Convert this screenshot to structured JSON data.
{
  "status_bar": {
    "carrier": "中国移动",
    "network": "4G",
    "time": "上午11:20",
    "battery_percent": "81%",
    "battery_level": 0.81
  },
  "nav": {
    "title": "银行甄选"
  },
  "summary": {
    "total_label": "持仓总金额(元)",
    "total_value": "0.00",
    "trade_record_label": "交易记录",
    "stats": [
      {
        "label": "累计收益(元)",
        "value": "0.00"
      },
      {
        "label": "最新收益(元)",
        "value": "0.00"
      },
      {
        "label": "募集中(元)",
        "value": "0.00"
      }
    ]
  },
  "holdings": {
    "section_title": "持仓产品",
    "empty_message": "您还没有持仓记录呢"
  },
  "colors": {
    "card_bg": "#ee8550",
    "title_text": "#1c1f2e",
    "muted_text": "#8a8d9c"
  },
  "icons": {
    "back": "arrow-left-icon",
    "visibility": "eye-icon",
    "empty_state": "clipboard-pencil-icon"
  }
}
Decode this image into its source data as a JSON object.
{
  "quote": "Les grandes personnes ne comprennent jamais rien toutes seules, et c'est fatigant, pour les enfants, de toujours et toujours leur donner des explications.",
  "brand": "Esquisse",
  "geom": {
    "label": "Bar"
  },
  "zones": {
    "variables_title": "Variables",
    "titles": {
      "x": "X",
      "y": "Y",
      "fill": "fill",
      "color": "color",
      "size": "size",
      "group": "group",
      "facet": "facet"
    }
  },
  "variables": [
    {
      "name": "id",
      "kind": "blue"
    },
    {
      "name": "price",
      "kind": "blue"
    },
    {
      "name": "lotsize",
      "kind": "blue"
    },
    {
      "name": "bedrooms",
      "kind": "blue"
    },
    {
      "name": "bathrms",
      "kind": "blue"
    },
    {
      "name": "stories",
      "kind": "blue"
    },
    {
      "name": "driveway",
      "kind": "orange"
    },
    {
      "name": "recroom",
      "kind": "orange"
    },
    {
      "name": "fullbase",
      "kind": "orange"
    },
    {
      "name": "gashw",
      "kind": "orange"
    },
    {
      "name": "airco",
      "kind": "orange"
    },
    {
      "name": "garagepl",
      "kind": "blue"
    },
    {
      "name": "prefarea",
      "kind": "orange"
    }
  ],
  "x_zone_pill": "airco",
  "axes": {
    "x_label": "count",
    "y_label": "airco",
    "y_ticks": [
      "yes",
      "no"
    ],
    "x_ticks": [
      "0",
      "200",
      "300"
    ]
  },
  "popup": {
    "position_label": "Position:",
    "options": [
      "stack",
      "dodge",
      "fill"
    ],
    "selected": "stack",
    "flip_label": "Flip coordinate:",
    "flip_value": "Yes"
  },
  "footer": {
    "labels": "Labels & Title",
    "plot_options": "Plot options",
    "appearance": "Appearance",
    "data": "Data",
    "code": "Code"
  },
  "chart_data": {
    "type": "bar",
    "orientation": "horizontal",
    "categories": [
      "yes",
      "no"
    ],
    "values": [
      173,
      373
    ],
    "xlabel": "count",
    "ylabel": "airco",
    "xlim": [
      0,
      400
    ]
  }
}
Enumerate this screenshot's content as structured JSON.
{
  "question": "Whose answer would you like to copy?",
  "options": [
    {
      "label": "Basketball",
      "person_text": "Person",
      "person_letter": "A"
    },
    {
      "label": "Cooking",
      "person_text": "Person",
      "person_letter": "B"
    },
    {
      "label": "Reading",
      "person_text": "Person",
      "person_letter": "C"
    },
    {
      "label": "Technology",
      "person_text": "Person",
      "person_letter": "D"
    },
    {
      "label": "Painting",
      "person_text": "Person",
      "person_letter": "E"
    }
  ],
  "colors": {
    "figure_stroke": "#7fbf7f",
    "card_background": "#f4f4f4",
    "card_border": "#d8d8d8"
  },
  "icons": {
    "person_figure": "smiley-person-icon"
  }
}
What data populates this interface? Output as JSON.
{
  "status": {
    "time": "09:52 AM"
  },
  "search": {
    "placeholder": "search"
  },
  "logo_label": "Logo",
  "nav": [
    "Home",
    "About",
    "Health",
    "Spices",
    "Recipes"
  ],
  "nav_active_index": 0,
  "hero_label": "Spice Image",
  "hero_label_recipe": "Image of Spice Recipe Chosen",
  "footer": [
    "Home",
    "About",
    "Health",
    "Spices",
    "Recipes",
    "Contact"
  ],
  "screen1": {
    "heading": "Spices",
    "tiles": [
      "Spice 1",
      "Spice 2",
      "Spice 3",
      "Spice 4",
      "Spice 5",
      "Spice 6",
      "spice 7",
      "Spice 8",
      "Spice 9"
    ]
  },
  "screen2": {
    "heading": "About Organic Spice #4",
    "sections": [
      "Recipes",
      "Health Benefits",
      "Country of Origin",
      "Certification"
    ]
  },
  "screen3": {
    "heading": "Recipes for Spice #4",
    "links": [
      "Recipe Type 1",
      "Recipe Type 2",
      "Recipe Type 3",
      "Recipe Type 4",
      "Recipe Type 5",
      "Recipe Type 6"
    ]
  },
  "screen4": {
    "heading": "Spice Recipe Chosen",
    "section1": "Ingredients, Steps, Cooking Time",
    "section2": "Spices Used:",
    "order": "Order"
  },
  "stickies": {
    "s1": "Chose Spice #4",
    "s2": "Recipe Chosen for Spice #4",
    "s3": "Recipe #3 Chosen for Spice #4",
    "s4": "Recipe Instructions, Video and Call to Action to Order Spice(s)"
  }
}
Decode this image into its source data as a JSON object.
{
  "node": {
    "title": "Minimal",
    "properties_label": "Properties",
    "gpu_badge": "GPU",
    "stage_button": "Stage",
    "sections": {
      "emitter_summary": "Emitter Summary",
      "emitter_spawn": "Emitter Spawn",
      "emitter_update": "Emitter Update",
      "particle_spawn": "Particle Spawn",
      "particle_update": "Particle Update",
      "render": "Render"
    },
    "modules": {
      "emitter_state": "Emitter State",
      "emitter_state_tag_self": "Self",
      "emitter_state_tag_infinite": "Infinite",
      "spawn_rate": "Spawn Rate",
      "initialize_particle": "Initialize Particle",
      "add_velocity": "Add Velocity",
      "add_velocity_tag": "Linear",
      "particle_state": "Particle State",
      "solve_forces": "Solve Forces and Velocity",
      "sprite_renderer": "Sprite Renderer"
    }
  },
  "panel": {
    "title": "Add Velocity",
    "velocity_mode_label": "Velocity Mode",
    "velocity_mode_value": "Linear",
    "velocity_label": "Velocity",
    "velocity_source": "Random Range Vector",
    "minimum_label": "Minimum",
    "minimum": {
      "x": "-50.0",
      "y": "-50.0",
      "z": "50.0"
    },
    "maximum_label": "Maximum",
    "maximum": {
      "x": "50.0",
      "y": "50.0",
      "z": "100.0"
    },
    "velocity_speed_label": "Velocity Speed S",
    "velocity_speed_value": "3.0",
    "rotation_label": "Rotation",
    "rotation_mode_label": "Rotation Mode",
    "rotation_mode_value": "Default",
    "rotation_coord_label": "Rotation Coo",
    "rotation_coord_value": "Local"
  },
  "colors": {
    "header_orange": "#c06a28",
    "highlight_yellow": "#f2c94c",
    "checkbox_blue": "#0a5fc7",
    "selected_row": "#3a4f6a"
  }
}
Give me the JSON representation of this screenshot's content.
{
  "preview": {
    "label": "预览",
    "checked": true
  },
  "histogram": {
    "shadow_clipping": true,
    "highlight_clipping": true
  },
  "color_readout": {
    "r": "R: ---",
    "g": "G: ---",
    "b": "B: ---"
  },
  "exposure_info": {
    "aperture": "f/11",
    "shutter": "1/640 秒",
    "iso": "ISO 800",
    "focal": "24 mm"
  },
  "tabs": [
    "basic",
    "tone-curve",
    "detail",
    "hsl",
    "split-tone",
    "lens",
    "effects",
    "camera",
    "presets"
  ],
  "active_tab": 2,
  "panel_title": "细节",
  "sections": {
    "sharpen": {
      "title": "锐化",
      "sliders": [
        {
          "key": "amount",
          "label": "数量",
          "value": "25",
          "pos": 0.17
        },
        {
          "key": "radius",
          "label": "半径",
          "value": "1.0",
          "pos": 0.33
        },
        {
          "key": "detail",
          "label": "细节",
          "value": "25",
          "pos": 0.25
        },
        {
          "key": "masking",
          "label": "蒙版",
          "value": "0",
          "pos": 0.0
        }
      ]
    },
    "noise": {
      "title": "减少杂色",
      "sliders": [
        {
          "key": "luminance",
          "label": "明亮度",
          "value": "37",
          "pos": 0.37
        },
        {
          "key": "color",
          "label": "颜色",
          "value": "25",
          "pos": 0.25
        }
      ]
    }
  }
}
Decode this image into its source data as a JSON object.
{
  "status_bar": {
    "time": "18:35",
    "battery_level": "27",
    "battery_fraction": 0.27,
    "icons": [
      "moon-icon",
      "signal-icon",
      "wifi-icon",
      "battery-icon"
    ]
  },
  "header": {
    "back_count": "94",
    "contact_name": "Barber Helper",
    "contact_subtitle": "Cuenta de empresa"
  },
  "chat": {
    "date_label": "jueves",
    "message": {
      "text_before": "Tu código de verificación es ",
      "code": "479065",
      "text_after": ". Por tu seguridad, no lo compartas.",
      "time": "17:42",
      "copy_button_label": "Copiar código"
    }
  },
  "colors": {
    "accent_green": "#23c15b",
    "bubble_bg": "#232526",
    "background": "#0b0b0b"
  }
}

- _SHORT EXERCISE_
Where a line contains the string "Chosen", extract that line.

- _REPLY_
  "hero_label_recipe": "Image of Spice Recipe Chosen",
    "heading": "Spice Recipe Chosen",
    "s2": "Recipe Chosen for Spice #4",
    "s3": "Recipe #3 Chosen for Spice #4",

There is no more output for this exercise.